§ SHORT PROBLEM: Repeat the lines below exactly as they appear, but leave out the images.

§ INFORMATION PROVIDED:
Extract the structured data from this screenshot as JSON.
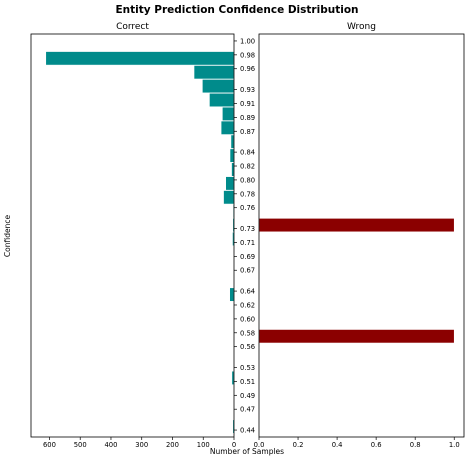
{
  "chart_data": {
    "type": "bar",
    "orientation": "horizontal",
    "title": "Entity Prediction Confidence Distribution",
    "ylabel": "Confidence",
    "xlabel": "Number of Samples",
    "ylim": [
      0.43,
      1.01
    ],
    "yticks": [
      "1.00",
      "0.98",
      "0.96",
      "0.93",
      "0.91",
      "0.89",
      "0.87",
      "0.84",
      "0.82",
      "0.80",
      "0.78",
      "0.76",
      "0.73",
      "0.71",
      "0.69",
      "0.67",
      "0.64",
      "0.62",
      "0.60",
      "0.58",
      "0.56",
      "0.53",
      "0.51",
      "0.49",
      "0.47",
      "0.44"
    ],
    "panels": [
      {
        "title": "Correct",
        "color": "#008B8B",
        "x_inverted": true,
        "xlim": [
          0,
          660
        ],
        "xticks": [
          "600",
          "500",
          "400",
          "300",
          "200",
          "100",
          "0"
        ],
        "bars": [
          {
            "y": 0.975,
            "value": 612
          },
          {
            "y": 0.955,
            "value": 130
          },
          {
            "y": 0.935,
            "value": 103
          },
          {
            "y": 0.915,
            "value": 80
          },
          {
            "y": 0.895,
            "value": 38
          },
          {
            "y": 0.875,
            "value": 42
          },
          {
            "y": 0.855,
            "value": 10
          },
          {
            "y": 0.835,
            "value": 13
          },
          {
            "y": 0.815,
            "value": 8
          },
          {
            "y": 0.795,
            "value": 27
          },
          {
            "y": 0.775,
            "value": 34
          },
          {
            "y": 0.755,
            "value": 3
          },
          {
            "y": 0.735,
            "value": 4
          },
          {
            "y": 0.715,
            "value": 5
          },
          {
            "y": 0.635,
            "value": 14
          },
          {
            "y": 0.575,
            "value": 1
          },
          {
            "y": 0.515,
            "value": 7
          },
          {
            "y": 0.445,
            "value": 4
          }
        ]
      },
      {
        "title": "Wrong",
        "color": "#8B0000",
        "x_inverted": false,
        "xlim": [
          0,
          1.05
        ],
        "xticks": [
          "0.0",
          "0.2",
          "0.4",
          "0.6",
          "0.8",
          "1.0"
        ],
        "bars": [
          {
            "y": 0.735,
            "value": 1
          },
          {
            "y": 0.575,
            "value": 1
          }
        ]
      }
    ]
  }
}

§ CORRECT ANSWER:
Extract the structured data from this screenshot as JSON.
{
  "chart_data": {
    "type": "bar",
    "orientation": "horizontal",
    "title": "Entity Prediction Confidence Distribution",
    "ylabel": "Confidence",
    "xlabel": "Number of Samples",
    "ylim": [
      0.43,
      1.01
    ],
    "yticks": [
      "1.00",
      "0.98",
      "0.96",
      "0.93",
      "0.91",
      "0.89",
      "0.87",
      "0.84",
      "0.82",
      "0.80",
      "0.78",
      "0.76",
      "0.73",
      "0.71",
      "0.69",
      "0.67",
      "0.64",
      "0.62",
      "0.60",
      "0.58",
      "0.56",
      "0.53",
      "0.51",
      "0.49",
      "0.47",
      "0.44"
    ],
    "panels": [
      {
        "title": "Correct",
        "color": "#008B8B",
        "x_inverted": true,
        "xlim": [
          0,
          660
        ],
        "xticks": [
          "600",
          "500",
          "400",
          "300",
          "200",
          "100",
          "0"
        ],
        "bars": [
          {
            "y": 0.975,
            "value": 612
          },
          {
            "y": 0.955,
            "value": 130
          },
          {
            "y": 0.935,
            "value": 103
          },
          {
            "y": 0.915,
            "value": 80
          },
          {
            "y": 0.895,
            "value": 38
          },
          {
            "y": 0.875,
            "value": 42
          },
          {
            "y": 0.855,
            "value": 10
          },
          {
            "y": 0.835,
            "value": 13
          },
          {
            "y": 0.815,
            "value": 8
          },
          {
            "y": 0.795,
            "value": 27
          },
          {
            "y": 0.775,
            "value": 34
          },
          {
            "y": 0.755,
            "value": 3
          },
          {
            "y": 0.735,
            "value": 4
          },
          {
            "y": 0.715,
            "value": 5
          },
          {
            "y": 0.635,
            "value": 14
          },
          {
            "y": 0.575,
            "value": 1
          },
          {
            "y": 0.515,
            "value": 7
          },
          {
            "y": 0.445,
            "value": 4
          }
        ]
      },
      {
        "title": "Wrong",
        "color": "#8B0000",
        "x_inverted": false,
        "xlim": [
          0,
          1.05
        ],
        "xticks": [
          "0.0",
          "0.2",
          "0.4",
          "0.6",
          "0.8",
          "1.0"
        ],
        "bars": [
          {
            "y": 0.735,
            "value": 1
          },
          {
            "y": 0.575,
            "value": 1
          }
        ]
      }
    ]
  }
}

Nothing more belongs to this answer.